▶ [THE EXERCISE]: Produce an exact copy of all the data below, dropping every image.

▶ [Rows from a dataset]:
___
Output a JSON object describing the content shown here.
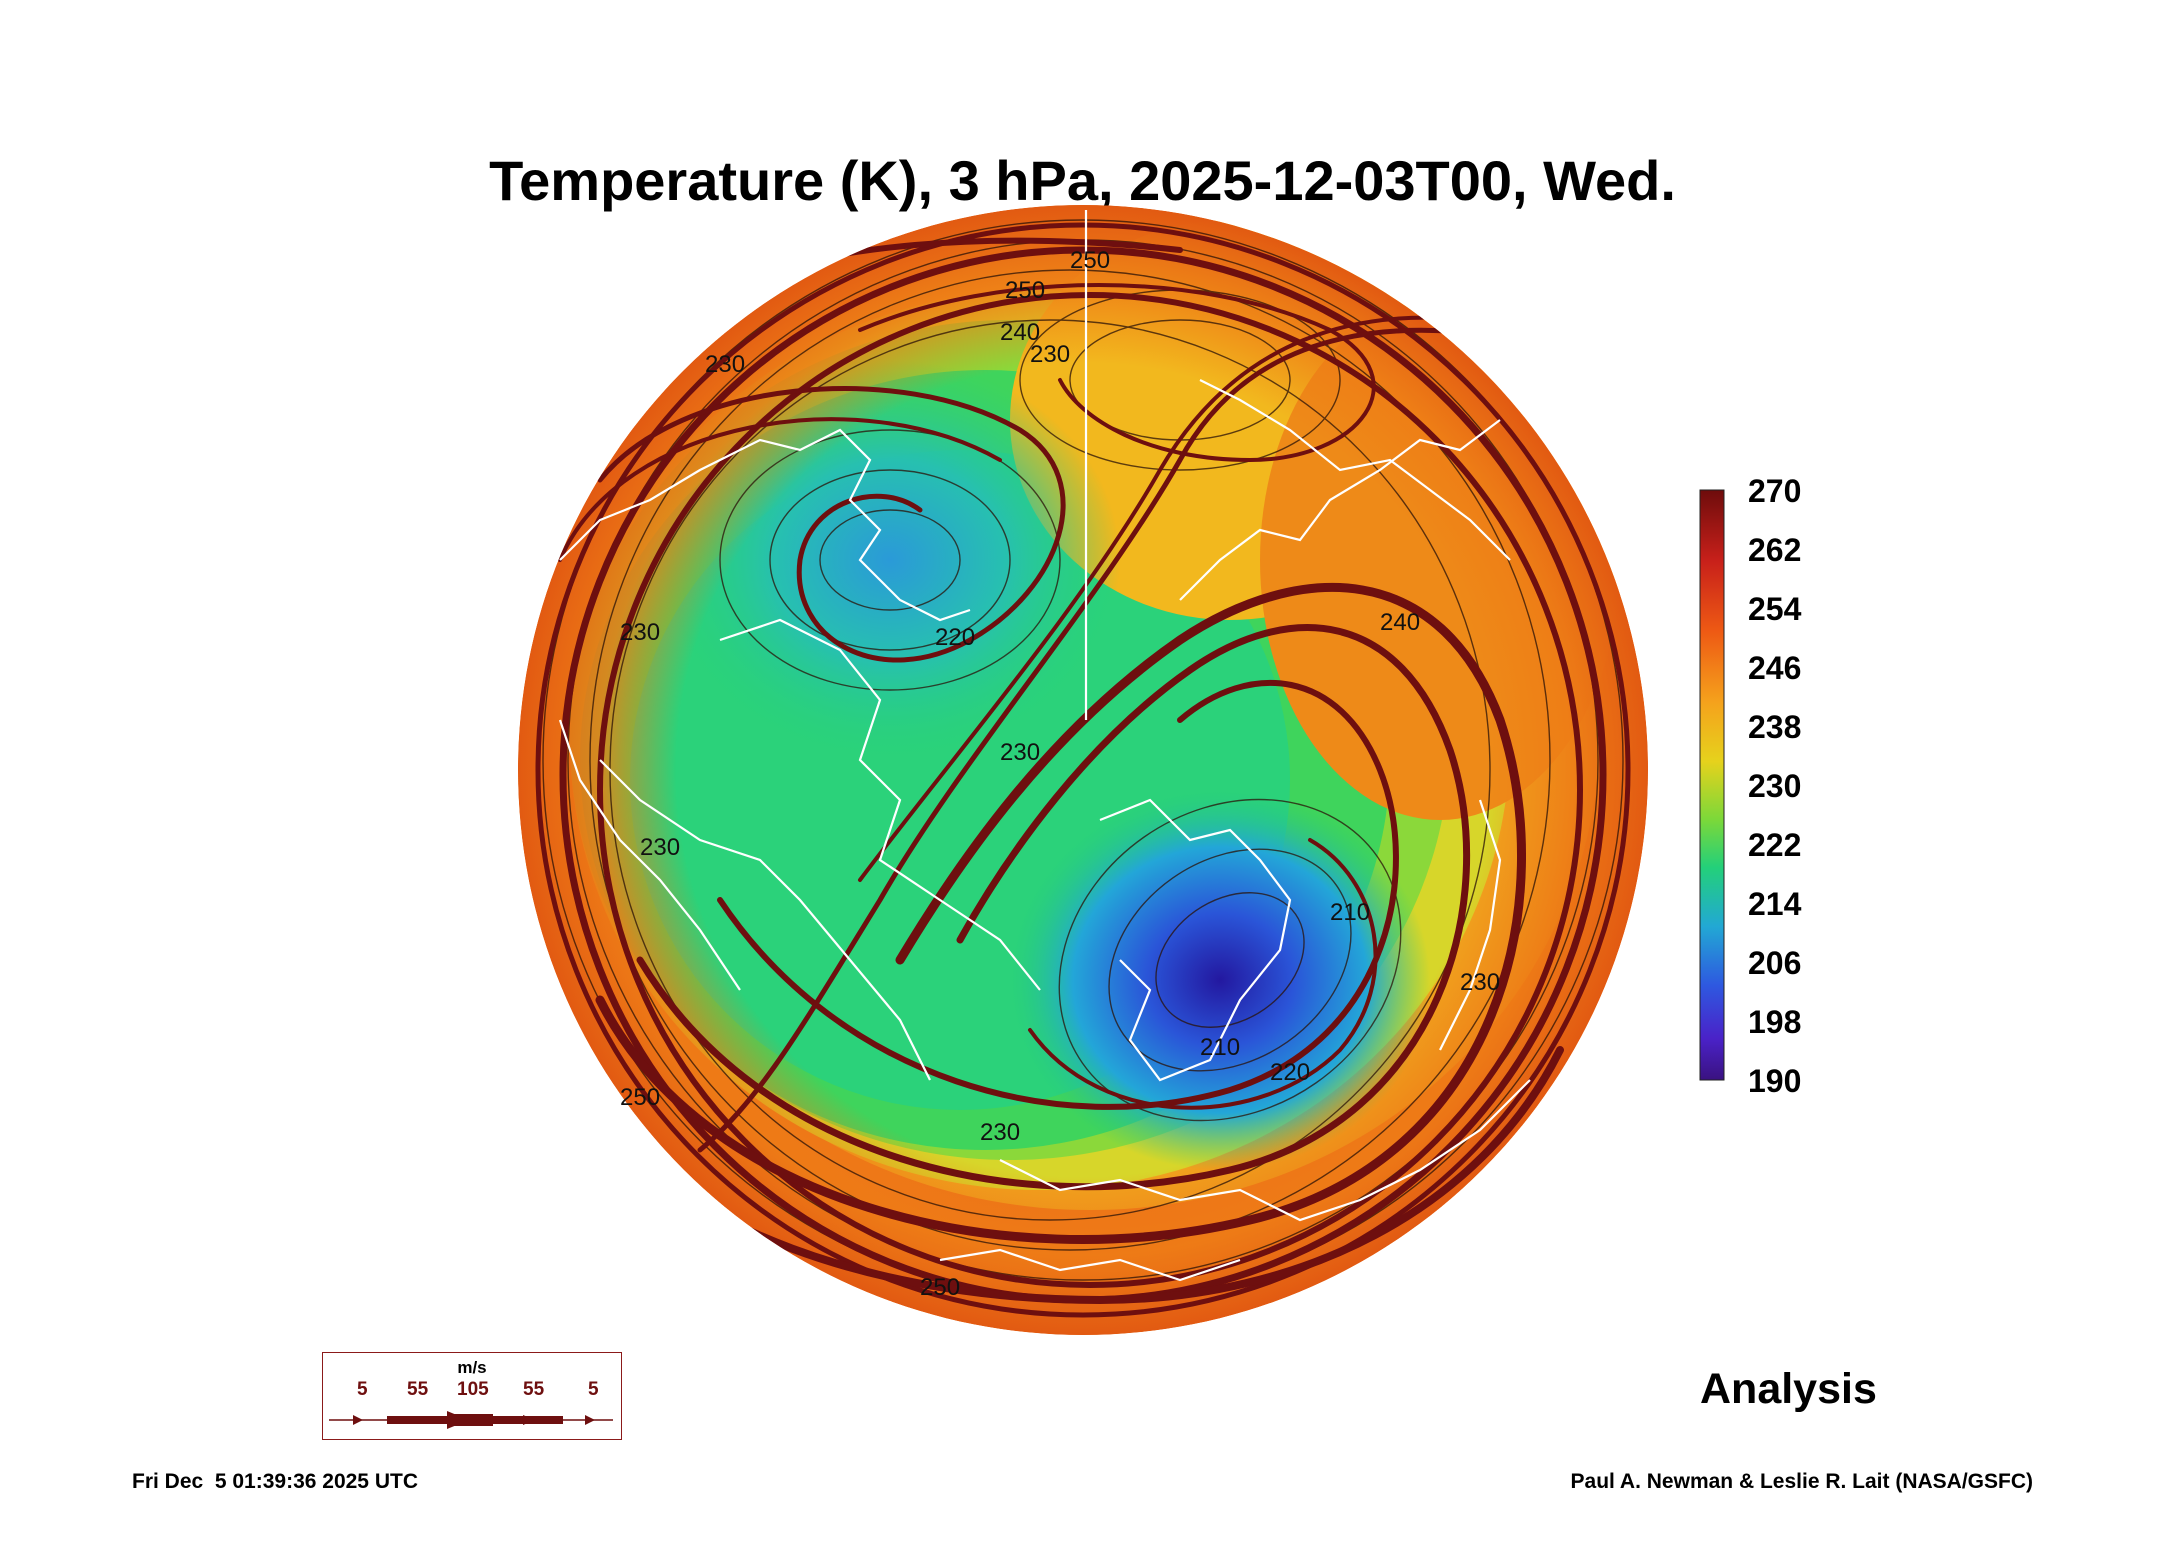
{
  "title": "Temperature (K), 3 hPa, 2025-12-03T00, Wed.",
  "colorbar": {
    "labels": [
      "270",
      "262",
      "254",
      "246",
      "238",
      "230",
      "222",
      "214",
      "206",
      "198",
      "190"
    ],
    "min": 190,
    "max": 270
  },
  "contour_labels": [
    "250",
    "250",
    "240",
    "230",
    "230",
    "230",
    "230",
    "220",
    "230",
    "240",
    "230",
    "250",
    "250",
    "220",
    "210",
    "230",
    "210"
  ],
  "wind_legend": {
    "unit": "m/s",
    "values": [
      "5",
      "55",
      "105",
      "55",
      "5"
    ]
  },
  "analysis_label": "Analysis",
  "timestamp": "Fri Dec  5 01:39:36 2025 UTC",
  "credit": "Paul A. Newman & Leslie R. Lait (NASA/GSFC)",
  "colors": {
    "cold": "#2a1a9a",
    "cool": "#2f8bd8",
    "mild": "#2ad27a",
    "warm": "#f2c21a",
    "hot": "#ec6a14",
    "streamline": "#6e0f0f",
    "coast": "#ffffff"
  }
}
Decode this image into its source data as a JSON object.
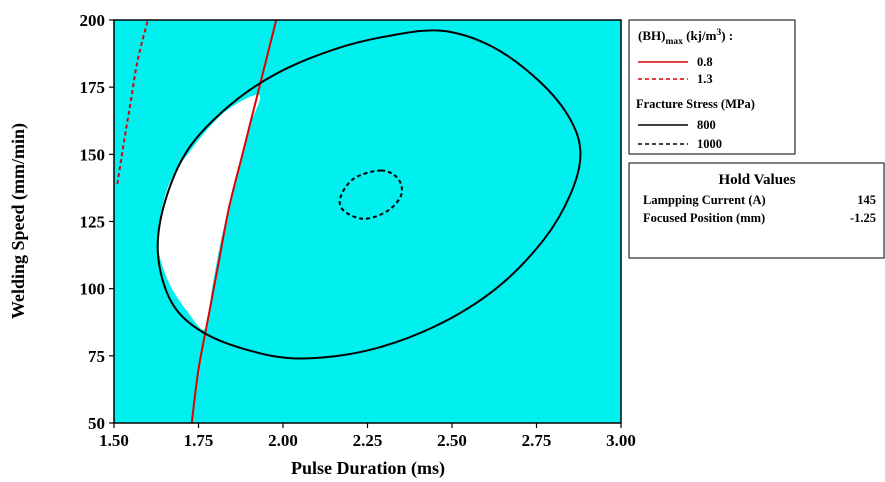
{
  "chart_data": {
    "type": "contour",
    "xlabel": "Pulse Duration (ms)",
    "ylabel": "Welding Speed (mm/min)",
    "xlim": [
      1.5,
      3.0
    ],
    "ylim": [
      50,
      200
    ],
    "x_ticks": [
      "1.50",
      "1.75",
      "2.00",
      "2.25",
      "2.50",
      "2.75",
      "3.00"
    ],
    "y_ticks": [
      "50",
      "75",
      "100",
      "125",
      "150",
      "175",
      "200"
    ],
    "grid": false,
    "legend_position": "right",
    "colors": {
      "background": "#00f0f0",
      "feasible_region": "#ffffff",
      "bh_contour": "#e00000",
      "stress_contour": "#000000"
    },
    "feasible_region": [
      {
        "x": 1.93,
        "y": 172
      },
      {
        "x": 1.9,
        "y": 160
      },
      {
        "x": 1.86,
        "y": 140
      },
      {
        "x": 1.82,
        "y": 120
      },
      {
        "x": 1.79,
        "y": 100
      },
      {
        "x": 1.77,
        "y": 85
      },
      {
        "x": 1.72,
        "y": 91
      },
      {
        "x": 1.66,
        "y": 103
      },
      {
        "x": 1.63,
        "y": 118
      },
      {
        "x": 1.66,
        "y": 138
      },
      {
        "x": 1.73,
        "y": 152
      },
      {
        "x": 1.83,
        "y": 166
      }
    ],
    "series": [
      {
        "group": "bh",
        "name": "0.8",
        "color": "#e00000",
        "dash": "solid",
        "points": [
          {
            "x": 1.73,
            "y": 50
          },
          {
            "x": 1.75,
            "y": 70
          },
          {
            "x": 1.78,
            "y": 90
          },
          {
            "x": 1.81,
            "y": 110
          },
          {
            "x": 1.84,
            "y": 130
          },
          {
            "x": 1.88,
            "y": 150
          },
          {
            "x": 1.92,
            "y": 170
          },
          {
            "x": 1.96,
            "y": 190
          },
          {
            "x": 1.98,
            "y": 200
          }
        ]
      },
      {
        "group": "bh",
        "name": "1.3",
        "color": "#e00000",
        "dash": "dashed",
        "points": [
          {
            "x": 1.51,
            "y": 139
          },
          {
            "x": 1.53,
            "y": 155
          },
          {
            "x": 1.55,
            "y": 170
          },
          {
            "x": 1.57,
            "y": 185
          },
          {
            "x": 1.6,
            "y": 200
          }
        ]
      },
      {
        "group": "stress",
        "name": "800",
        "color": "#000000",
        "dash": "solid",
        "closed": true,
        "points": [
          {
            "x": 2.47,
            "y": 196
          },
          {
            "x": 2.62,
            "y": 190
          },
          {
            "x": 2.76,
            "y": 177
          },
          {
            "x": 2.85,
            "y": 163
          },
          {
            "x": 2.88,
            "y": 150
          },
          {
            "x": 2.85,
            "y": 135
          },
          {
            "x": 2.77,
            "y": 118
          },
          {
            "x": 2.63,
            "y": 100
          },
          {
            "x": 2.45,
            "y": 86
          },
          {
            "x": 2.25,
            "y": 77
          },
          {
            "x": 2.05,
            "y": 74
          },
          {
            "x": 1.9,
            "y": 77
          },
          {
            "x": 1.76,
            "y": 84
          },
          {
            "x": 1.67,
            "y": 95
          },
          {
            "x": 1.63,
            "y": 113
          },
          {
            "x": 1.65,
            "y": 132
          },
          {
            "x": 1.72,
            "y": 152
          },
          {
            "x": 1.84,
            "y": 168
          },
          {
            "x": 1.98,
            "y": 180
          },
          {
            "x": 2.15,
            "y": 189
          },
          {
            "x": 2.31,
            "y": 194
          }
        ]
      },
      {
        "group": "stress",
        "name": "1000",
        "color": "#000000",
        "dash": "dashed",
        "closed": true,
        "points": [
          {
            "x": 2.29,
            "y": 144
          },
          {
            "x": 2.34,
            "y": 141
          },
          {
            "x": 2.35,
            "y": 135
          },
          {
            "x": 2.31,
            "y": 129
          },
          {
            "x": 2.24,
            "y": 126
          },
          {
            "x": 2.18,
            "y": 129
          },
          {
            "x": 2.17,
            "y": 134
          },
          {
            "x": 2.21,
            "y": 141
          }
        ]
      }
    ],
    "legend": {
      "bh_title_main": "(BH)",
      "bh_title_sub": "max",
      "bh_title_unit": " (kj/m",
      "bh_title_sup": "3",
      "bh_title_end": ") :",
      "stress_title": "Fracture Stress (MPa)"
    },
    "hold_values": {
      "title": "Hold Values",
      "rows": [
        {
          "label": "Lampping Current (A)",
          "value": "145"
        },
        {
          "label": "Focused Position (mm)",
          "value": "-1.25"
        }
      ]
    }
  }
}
___
▶ [REPLY TO THE EXERCISE]:
Output a JSON object describing the content shown here.
{
  "title": "Temperature (K), 3 hPa, 2025-12-03T00, Wed.",
  "colorbar": {
    "labels": [
      "270",
      "262",
      "254",
      "246",
      "238",
      "230",
      "222",
      "214",
      "206",
      "198",
      "190"
    ],
    "min": 190,
    "max": 270
  },
  "contour_labels": [
    "250",
    "250",
    "240",
    "230",
    "230",
    "230",
    "230",
    "220",
    "230",
    "240",
    "230",
    "250",
    "250",
    "220",
    "210",
    "230",
    "210"
  ],
  "wind_legend": {
    "unit": "m/s",
    "values": [
      "5",
      "55",
      "105",
      "55",
      "5"
    ]
  },
  "analysis_label": "Analysis",
  "timestamp": "Fri Dec  5 01:39:36 2025 UTC",
  "credit": "Paul A. Newman & Leslie R. Lait (NASA/GSFC)",
  "colors": {
    "cold": "#2a1a9a",
    "cool": "#2f8bd8",
    "mild": "#2ad27a",
    "warm": "#f2c21a",
    "hot": "#ec6a14",
    "streamline": "#6e0f0f",
    "coast": "#ffffff"
  }
}
Decode this image into its source data as a JSON object.
{
  "chart_data": {
    "type": "contour",
    "xlabel": "Pulse Duration (ms)",
    "ylabel": "Welding Speed (mm/min)",
    "xlim": [
      1.5,
      3.0
    ],
    "ylim": [
      50,
      200
    ],
    "x_ticks": [
      "1.50",
      "1.75",
      "2.00",
      "2.25",
      "2.50",
      "2.75",
      "3.00"
    ],
    "y_ticks": [
      "50",
      "75",
      "100",
      "125",
      "150",
      "175",
      "200"
    ],
    "grid": false,
    "legend_position": "right",
    "colors": {
      "background": "#00f0f0",
      "feasible_region": "#ffffff",
      "bh_contour": "#e00000",
      "stress_contour": "#000000"
    },
    "feasible_region": [
      {
        "x": 1.93,
        "y": 172
      },
      {
        "x": 1.9,
        "y": 160
      },
      {
        "x": 1.86,
        "y": 140
      },
      {
        "x": 1.82,
        "y": 120
      },
      {
        "x": 1.79,
        "y": 100
      },
      {
        "x": 1.77,
        "y": 85
      },
      {
        "x": 1.72,
        "y": 91
      },
      {
        "x": 1.66,
        "y": 103
      },
      {
        "x": 1.63,
        "y": 118
      },
      {
        "x": 1.66,
        "y": 138
      },
      {
        "x": 1.73,
        "y": 152
      },
      {
        "x": 1.83,
        "y": 166
      }
    ],
    "series": [
      {
        "group": "bh",
        "name": "0.8",
        "color": "#e00000",
        "dash": "solid",
        "points": [
          {
            "x": 1.73,
            "y": 50
          },
          {
            "x": 1.75,
            "y": 70
          },
          {
            "x": 1.78,
            "y": 90
          },
          {
            "x": 1.81,
            "y": 110
          },
          {
            "x": 1.84,
            "y": 130
          },
          {
            "x": 1.88,
            "y": 150
          },
          {
            "x": 1.92,
            "y": 170
          },
          {
            "x": 1.96,
            "y": 190
          },
          {
            "x": 1.98,
            "y": 200
          }
        ]
      },
      {
        "group": "bh",
        "name": "1.3",
        "color": "#e00000",
        "dash": "dashed",
        "points": [
          {
            "x": 1.51,
            "y": 139
          },
          {
            "x": 1.53,
            "y": 155
          },
          {
            "x": 1.55,
            "y": 170
          },
          {
            "x": 1.57,
            "y": 185
          },
          {
            "x": 1.6,
            "y": 200
          }
        ]
      },
      {
        "group": "stress",
        "name": "800",
        "color": "#000000",
        "dash": "solid",
        "closed": true,
        "points": [
          {
            "x": 2.47,
            "y": 196
          },
          {
            "x": 2.62,
            "y": 190
          },
          {
            "x": 2.76,
            "y": 177
          },
          {
            "x": 2.85,
            "y": 163
          },
          {
            "x": 2.88,
            "y": 150
          },
          {
            "x": 2.85,
            "y": 135
          },
          {
            "x": 2.77,
            "y": 118
          },
          {
            "x": 2.63,
            "y": 100
          },
          {
            "x": 2.45,
            "y": 86
          },
          {
            "x": 2.25,
            "y": 77
          },
          {
            "x": 2.05,
            "y": 74
          },
          {
            "x": 1.9,
            "y": 77
          },
          {
            "x": 1.76,
            "y": 84
          },
          {
            "x": 1.67,
            "y": 95
          },
          {
            "x": 1.63,
            "y": 113
          },
          {
            "x": 1.65,
            "y": 132
          },
          {
            "x": 1.72,
            "y": 152
          },
          {
            "x": 1.84,
            "y": 168
          },
          {
            "x": 1.98,
            "y": 180
          },
          {
            "x": 2.15,
            "y": 189
          },
          {
            "x": 2.31,
            "y": 194
          }
        ]
      },
      {
        "group": "stress",
        "name": "1000",
        "color": "#000000",
        "dash": "dashed",
        "closed": true,
        "points": [
          {
            "x": 2.29,
            "y": 144
          },
          {
            "x": 2.34,
            "y": 141
          },
          {
            "x": 2.35,
            "y": 135
          },
          {
            "x": 2.31,
            "y": 129
          },
          {
            "x": 2.24,
            "y": 126
          },
          {
            "x": 2.18,
            "y": 129
          },
          {
            "x": 2.17,
            "y": 134
          },
          {
            "x": 2.21,
            "y": 141
          }
        ]
      }
    ],
    "legend": {
      "bh_title_main": "(BH)",
      "bh_title_sub": "max",
      "bh_title_unit": " (kj/m",
      "bh_title_sup": "3",
      "bh_title_end": ") :",
      "stress_title": "Fracture Stress (MPa)"
    },
    "hold_values": {
      "title": "Hold Values",
      "rows": [
        {
          "label": "Lampping Current (A)",
          "value": "145"
        },
        {
          "label": "Focused Position (mm)",
          "value": "-1.25"
        }
      ]
    }
  }
}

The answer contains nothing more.